▶ THE TASK:
Pick out each line below containing "screenshot".

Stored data
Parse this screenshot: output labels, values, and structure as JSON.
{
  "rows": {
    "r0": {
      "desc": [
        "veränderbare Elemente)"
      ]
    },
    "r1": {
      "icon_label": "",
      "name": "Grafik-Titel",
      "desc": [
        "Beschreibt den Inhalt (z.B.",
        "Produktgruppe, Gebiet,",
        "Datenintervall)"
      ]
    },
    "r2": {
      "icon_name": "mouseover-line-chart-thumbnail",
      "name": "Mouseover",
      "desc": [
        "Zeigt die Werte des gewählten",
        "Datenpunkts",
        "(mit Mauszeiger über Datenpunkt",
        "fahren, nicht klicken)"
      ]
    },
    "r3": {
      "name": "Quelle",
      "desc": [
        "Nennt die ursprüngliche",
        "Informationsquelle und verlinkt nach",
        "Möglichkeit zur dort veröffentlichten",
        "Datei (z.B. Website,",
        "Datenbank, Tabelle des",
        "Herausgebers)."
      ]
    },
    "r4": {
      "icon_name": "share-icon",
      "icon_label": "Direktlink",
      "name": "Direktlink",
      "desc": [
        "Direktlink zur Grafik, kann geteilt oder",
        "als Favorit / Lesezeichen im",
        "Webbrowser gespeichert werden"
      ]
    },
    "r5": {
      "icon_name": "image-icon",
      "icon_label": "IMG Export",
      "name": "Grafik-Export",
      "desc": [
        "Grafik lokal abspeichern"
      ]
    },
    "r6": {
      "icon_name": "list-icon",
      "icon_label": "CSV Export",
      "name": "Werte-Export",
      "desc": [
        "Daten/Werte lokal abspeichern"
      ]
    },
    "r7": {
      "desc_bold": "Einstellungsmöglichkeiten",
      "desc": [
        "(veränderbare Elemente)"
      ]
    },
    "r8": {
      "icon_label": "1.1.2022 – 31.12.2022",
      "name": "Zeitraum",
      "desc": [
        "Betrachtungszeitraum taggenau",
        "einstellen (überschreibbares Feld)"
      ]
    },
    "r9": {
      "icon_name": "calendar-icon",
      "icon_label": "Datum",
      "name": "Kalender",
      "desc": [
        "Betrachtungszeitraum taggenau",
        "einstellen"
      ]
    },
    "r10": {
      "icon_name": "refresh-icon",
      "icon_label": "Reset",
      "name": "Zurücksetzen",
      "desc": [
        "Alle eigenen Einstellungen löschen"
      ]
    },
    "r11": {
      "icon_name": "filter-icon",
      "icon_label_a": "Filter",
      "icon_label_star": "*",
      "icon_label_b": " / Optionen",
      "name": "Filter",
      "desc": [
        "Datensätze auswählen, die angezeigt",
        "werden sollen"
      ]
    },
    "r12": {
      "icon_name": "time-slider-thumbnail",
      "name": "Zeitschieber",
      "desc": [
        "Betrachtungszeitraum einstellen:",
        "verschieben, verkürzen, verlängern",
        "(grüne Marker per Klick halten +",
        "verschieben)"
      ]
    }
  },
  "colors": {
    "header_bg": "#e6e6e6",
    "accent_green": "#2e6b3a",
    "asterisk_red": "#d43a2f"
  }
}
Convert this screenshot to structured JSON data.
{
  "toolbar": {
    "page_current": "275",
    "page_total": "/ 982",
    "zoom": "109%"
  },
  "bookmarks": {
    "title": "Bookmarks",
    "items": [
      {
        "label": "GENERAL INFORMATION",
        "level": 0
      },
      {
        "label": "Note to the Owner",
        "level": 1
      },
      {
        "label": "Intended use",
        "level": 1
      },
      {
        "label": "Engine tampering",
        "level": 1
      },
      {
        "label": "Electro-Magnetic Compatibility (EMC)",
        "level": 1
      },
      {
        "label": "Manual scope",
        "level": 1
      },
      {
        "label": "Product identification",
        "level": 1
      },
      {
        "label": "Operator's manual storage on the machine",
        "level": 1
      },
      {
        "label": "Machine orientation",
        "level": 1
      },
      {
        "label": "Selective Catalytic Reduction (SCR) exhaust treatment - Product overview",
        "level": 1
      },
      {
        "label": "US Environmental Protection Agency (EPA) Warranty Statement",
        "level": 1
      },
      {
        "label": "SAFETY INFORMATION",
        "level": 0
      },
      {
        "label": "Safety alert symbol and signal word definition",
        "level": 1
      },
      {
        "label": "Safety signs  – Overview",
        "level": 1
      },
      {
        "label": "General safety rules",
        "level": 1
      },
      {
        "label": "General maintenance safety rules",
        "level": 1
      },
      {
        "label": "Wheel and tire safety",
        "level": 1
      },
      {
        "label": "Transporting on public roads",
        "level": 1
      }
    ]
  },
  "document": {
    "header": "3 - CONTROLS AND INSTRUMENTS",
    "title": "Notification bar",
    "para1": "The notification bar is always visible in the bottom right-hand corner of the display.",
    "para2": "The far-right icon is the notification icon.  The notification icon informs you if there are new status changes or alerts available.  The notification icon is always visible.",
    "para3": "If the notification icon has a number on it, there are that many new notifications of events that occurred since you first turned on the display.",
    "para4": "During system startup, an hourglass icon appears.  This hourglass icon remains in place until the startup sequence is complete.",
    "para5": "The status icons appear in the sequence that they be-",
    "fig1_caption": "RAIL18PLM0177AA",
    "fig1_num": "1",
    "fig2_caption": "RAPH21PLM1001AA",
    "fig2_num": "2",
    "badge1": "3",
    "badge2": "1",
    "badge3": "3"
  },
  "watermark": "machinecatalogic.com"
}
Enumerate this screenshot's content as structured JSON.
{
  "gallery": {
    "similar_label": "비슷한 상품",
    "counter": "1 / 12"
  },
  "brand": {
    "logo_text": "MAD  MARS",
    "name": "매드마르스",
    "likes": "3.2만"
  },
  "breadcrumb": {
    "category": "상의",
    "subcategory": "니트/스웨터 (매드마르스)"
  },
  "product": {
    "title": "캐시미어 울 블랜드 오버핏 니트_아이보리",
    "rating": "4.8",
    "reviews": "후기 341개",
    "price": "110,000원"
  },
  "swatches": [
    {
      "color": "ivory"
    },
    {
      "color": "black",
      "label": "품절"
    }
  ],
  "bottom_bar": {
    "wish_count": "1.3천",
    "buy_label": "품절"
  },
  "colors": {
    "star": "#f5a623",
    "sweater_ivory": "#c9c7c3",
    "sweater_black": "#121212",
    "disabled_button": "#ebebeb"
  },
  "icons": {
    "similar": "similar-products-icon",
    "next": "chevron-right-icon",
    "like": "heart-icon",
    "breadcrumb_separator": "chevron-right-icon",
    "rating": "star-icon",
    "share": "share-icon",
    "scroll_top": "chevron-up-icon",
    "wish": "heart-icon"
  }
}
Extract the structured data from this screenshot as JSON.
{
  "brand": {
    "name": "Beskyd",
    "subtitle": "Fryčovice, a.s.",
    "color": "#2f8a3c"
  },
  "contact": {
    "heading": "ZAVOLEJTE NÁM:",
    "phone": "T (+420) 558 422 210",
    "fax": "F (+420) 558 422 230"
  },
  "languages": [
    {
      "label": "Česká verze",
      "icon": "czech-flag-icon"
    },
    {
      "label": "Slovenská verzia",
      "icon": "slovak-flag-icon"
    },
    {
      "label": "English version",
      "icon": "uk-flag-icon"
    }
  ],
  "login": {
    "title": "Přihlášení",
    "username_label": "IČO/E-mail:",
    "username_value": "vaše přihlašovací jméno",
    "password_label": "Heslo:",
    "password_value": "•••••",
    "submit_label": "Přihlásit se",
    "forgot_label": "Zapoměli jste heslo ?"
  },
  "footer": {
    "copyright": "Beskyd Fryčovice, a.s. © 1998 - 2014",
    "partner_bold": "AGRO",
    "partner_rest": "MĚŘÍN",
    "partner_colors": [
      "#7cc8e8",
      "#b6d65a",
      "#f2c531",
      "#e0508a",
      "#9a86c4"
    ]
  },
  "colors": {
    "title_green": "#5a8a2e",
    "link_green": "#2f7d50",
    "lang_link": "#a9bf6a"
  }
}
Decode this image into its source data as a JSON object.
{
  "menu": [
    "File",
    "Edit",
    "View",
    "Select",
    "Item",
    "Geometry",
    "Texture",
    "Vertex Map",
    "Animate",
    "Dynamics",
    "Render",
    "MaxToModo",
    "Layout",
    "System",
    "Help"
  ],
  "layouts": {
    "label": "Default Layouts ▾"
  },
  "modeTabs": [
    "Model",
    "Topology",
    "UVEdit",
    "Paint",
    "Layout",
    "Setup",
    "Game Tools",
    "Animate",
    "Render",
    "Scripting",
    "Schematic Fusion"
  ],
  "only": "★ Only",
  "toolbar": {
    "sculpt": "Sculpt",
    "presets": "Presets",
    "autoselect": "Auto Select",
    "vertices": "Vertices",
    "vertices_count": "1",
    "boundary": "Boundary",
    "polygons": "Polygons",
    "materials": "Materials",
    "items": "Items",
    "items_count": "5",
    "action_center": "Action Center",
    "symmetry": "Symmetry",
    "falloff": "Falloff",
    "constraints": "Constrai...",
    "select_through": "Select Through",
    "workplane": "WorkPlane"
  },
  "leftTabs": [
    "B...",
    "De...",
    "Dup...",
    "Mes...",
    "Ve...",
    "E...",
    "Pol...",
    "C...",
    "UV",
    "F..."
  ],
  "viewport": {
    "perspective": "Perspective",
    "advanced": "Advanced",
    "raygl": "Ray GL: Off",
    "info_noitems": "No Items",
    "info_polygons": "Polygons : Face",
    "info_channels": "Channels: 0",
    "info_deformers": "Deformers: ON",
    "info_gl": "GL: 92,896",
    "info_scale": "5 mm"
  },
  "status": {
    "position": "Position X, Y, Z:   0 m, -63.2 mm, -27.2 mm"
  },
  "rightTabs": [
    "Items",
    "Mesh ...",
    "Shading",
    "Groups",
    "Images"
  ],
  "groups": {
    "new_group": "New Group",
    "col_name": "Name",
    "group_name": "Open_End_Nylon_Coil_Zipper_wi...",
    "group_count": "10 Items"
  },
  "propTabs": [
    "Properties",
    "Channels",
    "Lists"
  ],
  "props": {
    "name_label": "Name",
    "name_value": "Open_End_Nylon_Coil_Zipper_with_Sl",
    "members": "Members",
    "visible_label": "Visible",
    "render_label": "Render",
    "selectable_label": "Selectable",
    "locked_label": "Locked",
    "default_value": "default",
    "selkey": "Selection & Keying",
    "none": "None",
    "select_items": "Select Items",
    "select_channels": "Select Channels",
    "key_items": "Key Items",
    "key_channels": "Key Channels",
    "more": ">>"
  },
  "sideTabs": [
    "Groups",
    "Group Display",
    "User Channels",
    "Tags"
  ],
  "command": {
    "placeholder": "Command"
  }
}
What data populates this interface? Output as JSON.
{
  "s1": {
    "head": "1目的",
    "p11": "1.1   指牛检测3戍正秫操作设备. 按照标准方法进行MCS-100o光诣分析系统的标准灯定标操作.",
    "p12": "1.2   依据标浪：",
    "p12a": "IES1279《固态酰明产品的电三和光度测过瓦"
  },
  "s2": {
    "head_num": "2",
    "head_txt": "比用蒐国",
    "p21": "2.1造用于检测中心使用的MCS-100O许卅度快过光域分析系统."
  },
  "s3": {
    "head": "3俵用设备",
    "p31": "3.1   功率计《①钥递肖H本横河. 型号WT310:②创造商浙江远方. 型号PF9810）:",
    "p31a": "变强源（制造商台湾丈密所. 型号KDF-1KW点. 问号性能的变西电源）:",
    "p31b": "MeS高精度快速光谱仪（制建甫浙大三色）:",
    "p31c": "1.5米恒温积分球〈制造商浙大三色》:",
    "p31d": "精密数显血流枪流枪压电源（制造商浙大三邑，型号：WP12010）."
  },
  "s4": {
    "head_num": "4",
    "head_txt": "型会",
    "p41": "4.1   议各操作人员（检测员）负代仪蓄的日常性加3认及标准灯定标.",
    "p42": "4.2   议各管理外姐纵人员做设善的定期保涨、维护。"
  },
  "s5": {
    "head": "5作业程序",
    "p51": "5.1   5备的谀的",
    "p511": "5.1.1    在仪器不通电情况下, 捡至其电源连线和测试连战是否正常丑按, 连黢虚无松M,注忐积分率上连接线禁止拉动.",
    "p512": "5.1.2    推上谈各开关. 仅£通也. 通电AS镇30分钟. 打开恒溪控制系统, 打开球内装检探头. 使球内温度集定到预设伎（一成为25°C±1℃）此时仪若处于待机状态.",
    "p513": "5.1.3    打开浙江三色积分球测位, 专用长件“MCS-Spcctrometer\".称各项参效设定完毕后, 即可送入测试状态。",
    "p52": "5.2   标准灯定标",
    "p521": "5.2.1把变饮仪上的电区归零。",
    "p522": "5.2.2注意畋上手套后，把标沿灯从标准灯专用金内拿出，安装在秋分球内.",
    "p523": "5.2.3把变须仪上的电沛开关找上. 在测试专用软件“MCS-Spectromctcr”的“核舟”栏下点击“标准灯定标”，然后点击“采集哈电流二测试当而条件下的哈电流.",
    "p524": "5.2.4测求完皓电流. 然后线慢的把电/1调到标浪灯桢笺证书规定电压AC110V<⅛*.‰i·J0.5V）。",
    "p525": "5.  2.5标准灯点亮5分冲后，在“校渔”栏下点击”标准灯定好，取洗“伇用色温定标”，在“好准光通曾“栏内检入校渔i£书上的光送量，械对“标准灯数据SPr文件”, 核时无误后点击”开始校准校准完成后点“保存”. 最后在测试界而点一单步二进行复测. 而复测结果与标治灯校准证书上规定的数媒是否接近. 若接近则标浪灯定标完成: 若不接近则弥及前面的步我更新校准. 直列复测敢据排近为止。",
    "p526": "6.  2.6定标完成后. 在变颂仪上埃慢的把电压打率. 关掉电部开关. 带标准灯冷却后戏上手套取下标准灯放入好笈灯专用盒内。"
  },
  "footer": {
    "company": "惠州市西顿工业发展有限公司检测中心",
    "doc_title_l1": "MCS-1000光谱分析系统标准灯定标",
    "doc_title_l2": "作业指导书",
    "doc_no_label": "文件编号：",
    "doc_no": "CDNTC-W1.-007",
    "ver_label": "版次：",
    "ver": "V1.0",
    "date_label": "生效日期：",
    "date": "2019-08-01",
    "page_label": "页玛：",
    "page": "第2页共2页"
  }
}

▶ FULL RESPONSE:
Parse this screenshot: output labels, values, and structure as JSON.
Convert this screenshot to structured JSON data.
Enumerate this screenshot's content as structured JSON.
Extract the structured data from this screenshot as JSON.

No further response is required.